** start SOURCE DATA **
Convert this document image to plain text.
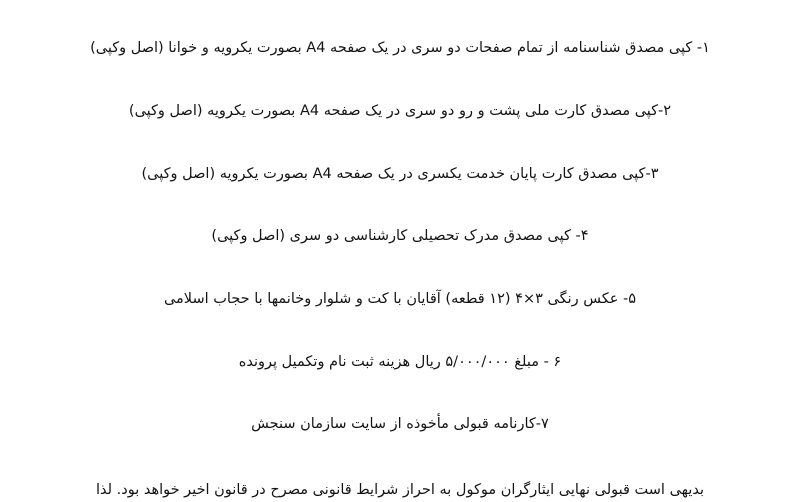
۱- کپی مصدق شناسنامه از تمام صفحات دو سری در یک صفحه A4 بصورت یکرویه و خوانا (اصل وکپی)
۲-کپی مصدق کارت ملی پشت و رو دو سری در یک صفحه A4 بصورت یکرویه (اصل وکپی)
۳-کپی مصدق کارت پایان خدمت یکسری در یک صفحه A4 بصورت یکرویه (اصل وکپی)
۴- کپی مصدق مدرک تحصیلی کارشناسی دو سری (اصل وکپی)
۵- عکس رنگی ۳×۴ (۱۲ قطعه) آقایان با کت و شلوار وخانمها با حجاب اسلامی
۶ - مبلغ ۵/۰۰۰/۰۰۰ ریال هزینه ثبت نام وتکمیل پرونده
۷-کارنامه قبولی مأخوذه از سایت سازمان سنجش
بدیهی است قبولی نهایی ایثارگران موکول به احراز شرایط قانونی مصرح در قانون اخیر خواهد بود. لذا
** end SOURCE DATA **
** start SOURCE DATA **
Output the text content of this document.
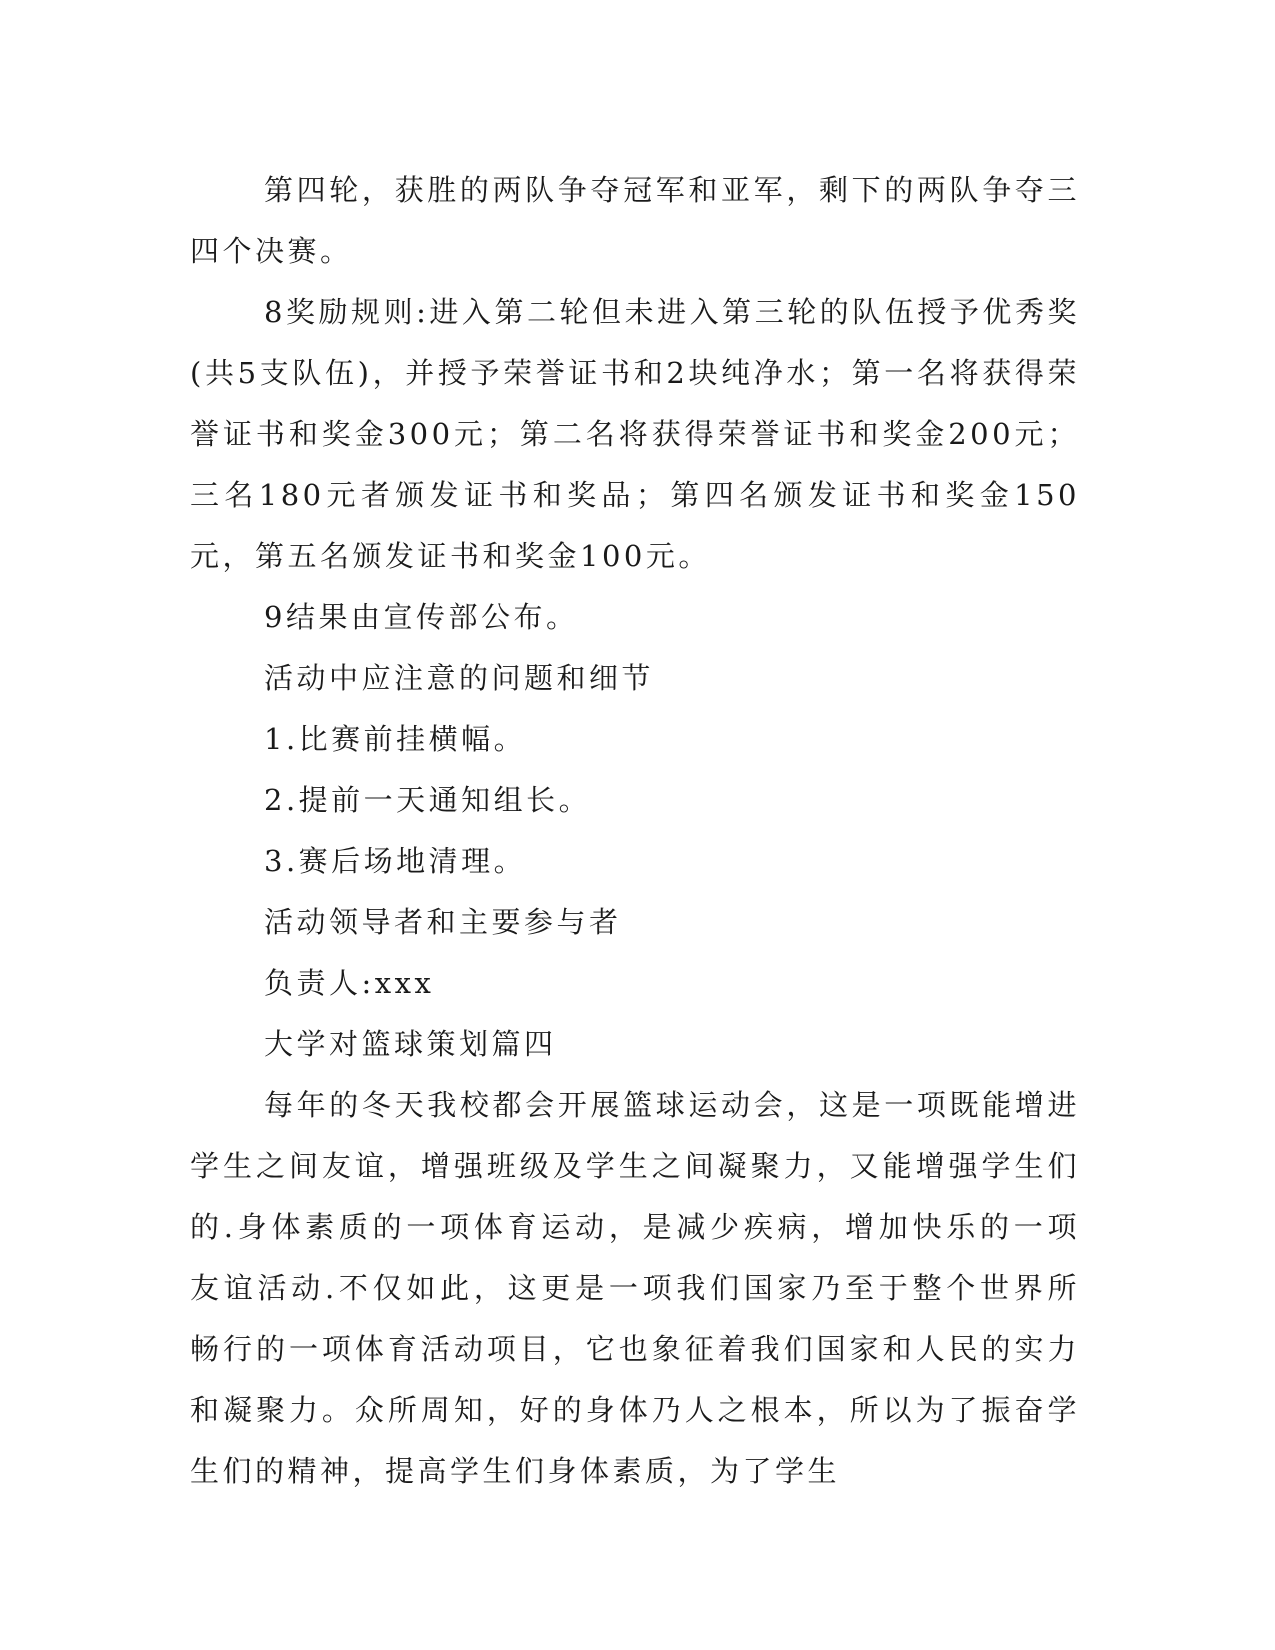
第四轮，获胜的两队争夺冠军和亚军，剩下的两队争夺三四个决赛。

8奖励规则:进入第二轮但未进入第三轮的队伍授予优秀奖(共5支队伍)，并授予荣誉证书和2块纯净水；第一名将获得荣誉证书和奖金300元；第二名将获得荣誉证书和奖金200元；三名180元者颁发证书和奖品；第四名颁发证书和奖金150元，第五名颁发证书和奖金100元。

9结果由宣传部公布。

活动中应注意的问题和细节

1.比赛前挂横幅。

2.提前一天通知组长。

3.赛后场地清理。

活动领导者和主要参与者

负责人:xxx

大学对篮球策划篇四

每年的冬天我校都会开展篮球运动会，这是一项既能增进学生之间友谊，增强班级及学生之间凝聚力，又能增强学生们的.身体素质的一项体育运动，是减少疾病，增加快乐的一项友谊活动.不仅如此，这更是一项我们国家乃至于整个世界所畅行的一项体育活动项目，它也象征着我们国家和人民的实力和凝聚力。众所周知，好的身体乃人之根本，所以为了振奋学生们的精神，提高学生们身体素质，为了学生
** end SOURCE DATA **
• [WHAT IS REQUIRED] Among the entries above, identify all lines with "this" and copy them.

• [RESULT OF THE TASK]
Convert this document image to plain text.
Output the text content of this document.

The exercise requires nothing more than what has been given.